__Data excerpts__:
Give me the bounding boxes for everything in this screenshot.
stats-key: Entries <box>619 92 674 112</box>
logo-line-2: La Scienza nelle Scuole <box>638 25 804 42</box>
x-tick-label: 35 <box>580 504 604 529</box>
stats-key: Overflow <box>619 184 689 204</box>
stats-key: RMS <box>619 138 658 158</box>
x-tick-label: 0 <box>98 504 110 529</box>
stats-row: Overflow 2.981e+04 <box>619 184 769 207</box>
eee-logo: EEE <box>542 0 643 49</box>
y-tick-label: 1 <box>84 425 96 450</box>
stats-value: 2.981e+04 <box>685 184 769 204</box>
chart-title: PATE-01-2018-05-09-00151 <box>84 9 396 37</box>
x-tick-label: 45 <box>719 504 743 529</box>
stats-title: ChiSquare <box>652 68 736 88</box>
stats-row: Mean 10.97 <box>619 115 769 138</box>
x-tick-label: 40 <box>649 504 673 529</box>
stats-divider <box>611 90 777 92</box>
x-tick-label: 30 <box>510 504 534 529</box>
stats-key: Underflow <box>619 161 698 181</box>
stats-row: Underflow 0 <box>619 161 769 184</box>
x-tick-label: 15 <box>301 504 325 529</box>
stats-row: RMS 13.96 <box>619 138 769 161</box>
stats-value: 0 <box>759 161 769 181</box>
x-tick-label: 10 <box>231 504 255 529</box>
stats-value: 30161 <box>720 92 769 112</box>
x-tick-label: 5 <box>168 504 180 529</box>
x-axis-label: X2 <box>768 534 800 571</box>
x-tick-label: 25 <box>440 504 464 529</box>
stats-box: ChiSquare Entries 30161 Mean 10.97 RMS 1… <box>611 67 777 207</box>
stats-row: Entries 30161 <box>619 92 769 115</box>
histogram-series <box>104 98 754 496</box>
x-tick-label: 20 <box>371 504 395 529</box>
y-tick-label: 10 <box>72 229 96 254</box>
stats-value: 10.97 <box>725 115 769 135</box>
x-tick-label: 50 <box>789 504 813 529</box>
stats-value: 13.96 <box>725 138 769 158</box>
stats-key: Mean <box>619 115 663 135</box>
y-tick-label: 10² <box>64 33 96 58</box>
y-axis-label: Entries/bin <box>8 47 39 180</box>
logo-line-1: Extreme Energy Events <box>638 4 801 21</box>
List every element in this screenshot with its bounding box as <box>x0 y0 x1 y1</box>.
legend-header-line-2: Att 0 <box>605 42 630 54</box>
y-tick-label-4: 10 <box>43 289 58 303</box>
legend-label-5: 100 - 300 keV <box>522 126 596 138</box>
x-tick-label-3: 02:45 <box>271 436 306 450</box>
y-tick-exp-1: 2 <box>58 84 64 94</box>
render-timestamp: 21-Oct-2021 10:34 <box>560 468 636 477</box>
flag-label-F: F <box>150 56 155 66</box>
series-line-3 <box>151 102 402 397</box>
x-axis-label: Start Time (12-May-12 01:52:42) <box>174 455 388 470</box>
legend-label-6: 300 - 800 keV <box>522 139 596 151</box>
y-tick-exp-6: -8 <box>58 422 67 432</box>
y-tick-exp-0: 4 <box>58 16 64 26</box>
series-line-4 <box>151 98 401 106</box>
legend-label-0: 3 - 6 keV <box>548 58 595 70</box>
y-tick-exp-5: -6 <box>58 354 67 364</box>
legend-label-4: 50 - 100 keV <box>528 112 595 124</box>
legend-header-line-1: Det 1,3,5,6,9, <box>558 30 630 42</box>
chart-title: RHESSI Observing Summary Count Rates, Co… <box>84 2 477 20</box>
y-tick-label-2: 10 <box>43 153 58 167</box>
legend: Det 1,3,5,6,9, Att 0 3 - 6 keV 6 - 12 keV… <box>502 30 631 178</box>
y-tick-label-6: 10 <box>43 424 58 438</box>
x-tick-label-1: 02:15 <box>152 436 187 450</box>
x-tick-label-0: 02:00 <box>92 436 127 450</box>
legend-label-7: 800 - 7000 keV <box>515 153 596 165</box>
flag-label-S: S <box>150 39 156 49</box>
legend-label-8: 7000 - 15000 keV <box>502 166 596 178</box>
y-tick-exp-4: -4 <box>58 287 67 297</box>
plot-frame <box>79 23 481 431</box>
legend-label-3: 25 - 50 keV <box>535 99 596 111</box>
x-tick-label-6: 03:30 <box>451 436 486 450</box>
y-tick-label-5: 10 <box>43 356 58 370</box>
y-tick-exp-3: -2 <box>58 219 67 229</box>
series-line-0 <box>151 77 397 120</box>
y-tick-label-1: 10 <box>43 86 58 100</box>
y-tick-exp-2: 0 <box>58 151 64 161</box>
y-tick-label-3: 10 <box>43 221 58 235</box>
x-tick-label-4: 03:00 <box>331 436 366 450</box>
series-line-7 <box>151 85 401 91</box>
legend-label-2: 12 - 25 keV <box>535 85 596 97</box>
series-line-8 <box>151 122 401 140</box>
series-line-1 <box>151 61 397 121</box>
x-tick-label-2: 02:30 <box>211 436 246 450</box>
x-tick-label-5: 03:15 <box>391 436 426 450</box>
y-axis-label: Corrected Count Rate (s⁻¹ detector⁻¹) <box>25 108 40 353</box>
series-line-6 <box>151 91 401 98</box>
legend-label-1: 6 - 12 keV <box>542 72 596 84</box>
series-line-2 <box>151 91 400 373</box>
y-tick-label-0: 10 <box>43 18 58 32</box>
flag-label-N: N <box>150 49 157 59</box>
--
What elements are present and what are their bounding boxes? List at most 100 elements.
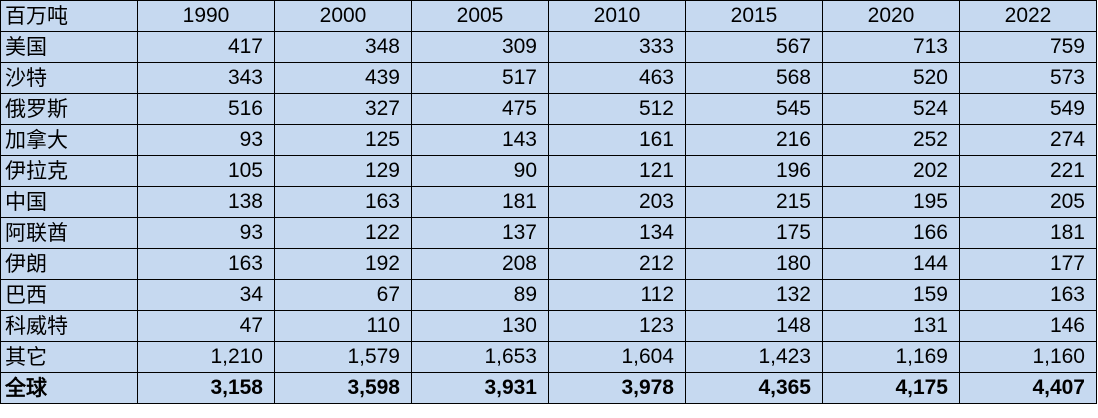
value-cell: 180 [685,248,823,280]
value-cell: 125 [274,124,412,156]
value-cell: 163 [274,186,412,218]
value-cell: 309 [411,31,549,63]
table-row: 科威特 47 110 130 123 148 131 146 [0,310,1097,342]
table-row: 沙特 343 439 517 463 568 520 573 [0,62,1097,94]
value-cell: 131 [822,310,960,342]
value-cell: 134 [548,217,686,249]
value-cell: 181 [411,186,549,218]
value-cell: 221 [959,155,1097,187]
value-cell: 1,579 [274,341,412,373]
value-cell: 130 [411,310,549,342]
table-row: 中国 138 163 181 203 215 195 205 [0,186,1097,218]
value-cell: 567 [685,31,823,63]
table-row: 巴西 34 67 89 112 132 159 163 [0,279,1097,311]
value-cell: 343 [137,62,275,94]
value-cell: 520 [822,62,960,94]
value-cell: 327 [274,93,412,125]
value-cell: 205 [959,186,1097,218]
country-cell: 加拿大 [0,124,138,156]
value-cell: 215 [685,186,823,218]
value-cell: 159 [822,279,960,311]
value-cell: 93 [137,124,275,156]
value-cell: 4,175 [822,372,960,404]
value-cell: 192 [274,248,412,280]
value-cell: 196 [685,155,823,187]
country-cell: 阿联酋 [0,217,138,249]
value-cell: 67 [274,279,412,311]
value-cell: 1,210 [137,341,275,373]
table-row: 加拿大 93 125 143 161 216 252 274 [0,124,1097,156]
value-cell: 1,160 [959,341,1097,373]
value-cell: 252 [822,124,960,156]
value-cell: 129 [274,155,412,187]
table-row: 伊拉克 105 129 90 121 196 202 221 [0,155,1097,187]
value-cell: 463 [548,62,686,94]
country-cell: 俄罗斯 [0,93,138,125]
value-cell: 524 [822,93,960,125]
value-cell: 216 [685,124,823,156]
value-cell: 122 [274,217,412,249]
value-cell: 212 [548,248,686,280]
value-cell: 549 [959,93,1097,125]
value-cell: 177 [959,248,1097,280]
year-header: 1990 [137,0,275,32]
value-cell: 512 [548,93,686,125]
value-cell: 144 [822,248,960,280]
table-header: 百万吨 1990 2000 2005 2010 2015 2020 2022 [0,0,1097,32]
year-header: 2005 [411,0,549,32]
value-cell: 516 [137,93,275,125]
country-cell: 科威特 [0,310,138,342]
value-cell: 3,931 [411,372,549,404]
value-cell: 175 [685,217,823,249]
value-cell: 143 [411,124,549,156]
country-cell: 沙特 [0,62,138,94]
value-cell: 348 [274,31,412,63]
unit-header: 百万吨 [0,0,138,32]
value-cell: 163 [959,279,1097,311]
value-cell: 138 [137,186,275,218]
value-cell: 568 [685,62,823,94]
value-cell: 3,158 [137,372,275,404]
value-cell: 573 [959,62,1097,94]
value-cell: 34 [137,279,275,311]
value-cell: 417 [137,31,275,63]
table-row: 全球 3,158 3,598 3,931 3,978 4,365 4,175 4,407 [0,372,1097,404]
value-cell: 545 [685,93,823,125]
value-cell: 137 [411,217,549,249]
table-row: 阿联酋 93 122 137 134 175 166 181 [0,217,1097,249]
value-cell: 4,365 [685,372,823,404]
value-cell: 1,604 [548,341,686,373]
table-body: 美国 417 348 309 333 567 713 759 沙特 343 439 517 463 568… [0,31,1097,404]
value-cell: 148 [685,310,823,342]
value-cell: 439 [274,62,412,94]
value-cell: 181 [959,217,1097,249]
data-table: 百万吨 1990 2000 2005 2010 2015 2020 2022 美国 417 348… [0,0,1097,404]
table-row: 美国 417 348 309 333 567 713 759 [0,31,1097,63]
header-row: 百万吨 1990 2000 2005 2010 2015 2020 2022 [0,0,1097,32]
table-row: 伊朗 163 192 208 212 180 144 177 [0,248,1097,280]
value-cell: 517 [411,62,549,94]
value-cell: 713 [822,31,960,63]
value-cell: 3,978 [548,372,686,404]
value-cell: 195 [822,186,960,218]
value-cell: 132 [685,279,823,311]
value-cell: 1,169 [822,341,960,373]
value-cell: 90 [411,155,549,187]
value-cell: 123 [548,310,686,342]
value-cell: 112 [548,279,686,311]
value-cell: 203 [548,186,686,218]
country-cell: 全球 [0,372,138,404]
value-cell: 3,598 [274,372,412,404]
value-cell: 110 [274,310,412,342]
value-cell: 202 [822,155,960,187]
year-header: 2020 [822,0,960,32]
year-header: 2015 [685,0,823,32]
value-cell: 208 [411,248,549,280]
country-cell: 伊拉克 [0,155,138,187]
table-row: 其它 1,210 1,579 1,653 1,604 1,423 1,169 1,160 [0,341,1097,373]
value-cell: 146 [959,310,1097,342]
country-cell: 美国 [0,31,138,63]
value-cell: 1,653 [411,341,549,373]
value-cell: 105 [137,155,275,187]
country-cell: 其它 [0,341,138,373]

__Brief__: Reproduce the listing from the line with "Give me the" to the line with "stats-row: RMS 13.96", both included, without changing anything.

__Solution to the exercise__:
Give me the bounding boxes for everything in this screenshot.
stats-key: Entries <box>619 92 674 112</box>
logo-line-2: La Scienza nelle Scuole <box>638 25 804 42</box>
x-tick-label: 35 <box>580 504 604 529</box>
stats-key: Overflow <box>619 184 689 204</box>
stats-key: RMS <box>619 138 658 158</box>
x-tick-label: 0 <box>98 504 110 529</box>
stats-row: Overflow 2.981e+04 <box>619 184 769 207</box>
eee-logo: EEE <box>542 0 643 49</box>
y-tick-label: 1 <box>84 425 96 450</box>
stats-value: 2.981e+04 <box>685 184 769 204</box>
chart-title: PATE-01-2018-05-09-00151 <box>84 9 396 37</box>
x-tick-label: 45 <box>719 504 743 529</box>
stats-title: ChiSquare <box>652 68 736 88</box>
stats-row: Mean 10.97 <box>619 115 769 138</box>
x-tick-label: 40 <box>649 504 673 529</box>
stats-divider <box>611 90 777 92</box>
x-tick-label: 30 <box>510 504 534 529</box>
stats-key: Underflow <box>619 161 698 181</box>
stats-row: Underflow 0 <box>619 161 769 184</box>
x-tick-label: 15 <box>301 504 325 529</box>
stats-row: RMS 13.96 <box>619 138 769 161</box>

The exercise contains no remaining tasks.